● **Exercise**
Copy every line of the material below word for word.

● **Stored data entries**
## START

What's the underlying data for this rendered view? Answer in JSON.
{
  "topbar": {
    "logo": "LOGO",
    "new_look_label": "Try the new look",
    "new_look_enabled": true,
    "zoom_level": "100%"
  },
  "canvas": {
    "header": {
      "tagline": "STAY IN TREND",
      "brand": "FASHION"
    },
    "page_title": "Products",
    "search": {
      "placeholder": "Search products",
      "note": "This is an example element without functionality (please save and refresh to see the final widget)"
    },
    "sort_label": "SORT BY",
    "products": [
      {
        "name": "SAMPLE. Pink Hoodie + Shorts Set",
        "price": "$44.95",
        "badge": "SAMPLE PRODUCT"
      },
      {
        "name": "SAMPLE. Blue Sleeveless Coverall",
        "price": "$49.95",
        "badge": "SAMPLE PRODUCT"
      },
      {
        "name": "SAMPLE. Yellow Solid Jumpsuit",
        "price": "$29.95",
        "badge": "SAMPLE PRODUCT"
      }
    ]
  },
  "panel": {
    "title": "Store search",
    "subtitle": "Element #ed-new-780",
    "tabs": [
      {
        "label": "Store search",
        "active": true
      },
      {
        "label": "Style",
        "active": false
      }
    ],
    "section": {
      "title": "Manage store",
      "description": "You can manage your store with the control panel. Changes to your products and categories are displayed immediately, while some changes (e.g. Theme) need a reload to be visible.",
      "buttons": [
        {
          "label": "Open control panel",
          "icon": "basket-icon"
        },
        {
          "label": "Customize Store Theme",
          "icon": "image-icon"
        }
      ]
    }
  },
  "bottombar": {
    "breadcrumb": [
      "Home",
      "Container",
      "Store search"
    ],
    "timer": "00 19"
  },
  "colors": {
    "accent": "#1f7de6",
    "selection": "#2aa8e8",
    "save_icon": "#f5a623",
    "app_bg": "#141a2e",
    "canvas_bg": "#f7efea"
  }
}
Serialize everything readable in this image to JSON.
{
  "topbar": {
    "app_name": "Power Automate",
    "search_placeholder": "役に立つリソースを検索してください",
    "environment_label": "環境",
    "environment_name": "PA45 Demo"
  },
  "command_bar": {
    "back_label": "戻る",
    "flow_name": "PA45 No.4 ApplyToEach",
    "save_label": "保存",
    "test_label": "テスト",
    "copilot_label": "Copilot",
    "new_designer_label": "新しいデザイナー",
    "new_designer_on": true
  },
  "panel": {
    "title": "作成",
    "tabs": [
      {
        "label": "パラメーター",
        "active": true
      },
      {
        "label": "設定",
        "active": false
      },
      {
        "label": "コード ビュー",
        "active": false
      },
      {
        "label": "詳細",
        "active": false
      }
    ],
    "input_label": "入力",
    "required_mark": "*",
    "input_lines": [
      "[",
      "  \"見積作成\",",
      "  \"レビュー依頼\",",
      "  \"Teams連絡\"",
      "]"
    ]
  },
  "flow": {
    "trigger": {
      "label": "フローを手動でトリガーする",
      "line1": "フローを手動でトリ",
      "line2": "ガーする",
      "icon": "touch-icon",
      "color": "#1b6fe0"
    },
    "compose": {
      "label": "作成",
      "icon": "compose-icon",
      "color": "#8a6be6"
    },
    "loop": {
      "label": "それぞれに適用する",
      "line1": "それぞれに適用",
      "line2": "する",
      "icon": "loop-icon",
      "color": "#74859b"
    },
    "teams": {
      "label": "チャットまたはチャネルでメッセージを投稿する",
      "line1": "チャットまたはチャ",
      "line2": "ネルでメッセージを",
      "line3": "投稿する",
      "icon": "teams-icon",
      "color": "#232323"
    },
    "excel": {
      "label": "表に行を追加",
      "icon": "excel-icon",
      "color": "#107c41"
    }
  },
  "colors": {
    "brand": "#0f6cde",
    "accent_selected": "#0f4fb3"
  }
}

## END

● **Answer to this task**
What's the underlying data for this rendered view? Answer in JSON.
{
  "topbar": {
    "logo": "LOGO",
    "new_look_label": "Try the new look",
    "new_look_enabled": true,
    "zoom_level": "100%"
  },
  "canvas": {
    "header": {
      "tagline": "STAY IN TREND",
      "brand": "FASHION"
    },
    "page_title": "Products",
    "search": {
      "placeholder": "Search products",
      "note": "This is an example element without functionality (please save and refresh to see the final widget)"
    },
    "sort_label": "SORT BY",
    "products": [
      {
        "name": "SAMPLE. Pink Hoodie + Shorts Set",
        "price": "$44.95",
        "badge": "SAMPLE PRODUCT"
      },
      {
        "name": "SAMPLE. Blue Sleeveless Coverall",
        "price": "$49.95",
        "badge": "SAMPLE PRODUCT"
      },
      {
        "name": "SAMPLE. Yellow Solid Jumpsuit",
        "price": "$29.95",
        "badge": "SAMPLE PRODUCT"
      }
    ]
  },
  "panel": {
    "title": "Store search",
    "subtitle": "Element #ed-new-780",
    "tabs": [
      {
        "label": "Store search",
        "active": true
      },
      {
        "label": "Style",
        "active": false
      }
    ],
    "section": {
      "title": "Manage store",
      "description": "You can manage your store with the control panel. Changes to your products and categories are displayed immediately, while some changes (e.g. Theme) need a reload to be visible.",
      "buttons": [
        {
          "label": "Open control panel",
          "icon": "basket-icon"
        },
        {
          "label": "Customize Store Theme",
          "icon": "image-icon"
        }
      ]
    }
  },
  "bottombar": {
    "breadcrumb": [
      "Home",
      "Container",
      "Store search"
    ],
    "timer": "00 19"
  },
  "colors": {
    "accent": "#1f7de6",
    "selection": "#2aa8e8",
    "save_icon": "#f5a623",
    "app_bg": "#141a2e",
    "canvas_bg": "#f7efea"
  }
}
Serialize everything readable in this image to JSON.
{
  "topbar": {
    "app_name": "Power Automate",
    "search_placeholder": "役に立つリソースを検索してください",
    "environment_label": "環境",
    "environment_name": "PA45 Demo"
  },
  "command_bar": {
    "back_label": "戻る",
    "flow_name": "PA45 No.4 ApplyToEach",
    "save_label": "保存",
    "test_label": "テスト",
    "copilot_label": "Copilot",
    "new_designer_label": "新しいデザイナー",
    "new_designer_on": true
  },
  "panel": {
    "title": "作成",
    "tabs": [
      {
        "label": "パラメーター",
        "active": true
      },
      {
        "label": "設定",
        "active": false
      },
      {
        "label": "コード ビュー",
        "active": false
      },
      {
        "label": "詳細",
        "active": false
      }
    ],
    "input_label": "入力",
    "required_mark": "*",
    "input_lines": [
      "[",
      "  \"見積作成\",",
      "  \"レビュー依頼\",",
      "  \"Teams連絡\"",
      "]"
    ]
  },
  "flow": {
    "trigger": {
      "label": "フローを手動でトリガーする",
      "line1": "フローを手動でトリ",
      "line2": "ガーする",
      "icon": "touch-icon",
      "color": "#1b6fe0"
    },
    "compose": {
      "label": "作成",
      "icon": "compose-icon",
      "color": "#8a6be6"
    },
    "loop": {
      "label": "それぞれに適用する",
      "line1": "それぞれに適用",
      "line2": "する",
      "icon": "loop-icon",
      "color": "#74859b"
    },
    "teams": {
      "label": "チャットまたはチャネルでメッセージを投稿する",
      "line1": "チャットまたはチャ",
      "line2": "ネルでメッセージを",
      "line3": "投稿する",
      "icon": "teams-icon",
      "color": "#232323"
    },
    "excel": {
      "label": "表に行を追加",
      "icon": "excel-icon",
      "color": "#107c41"
    }
  },
  "colors": {
    "brand": "#0f6cde",
    "accent_selected": "#0f4fb3"
  }
}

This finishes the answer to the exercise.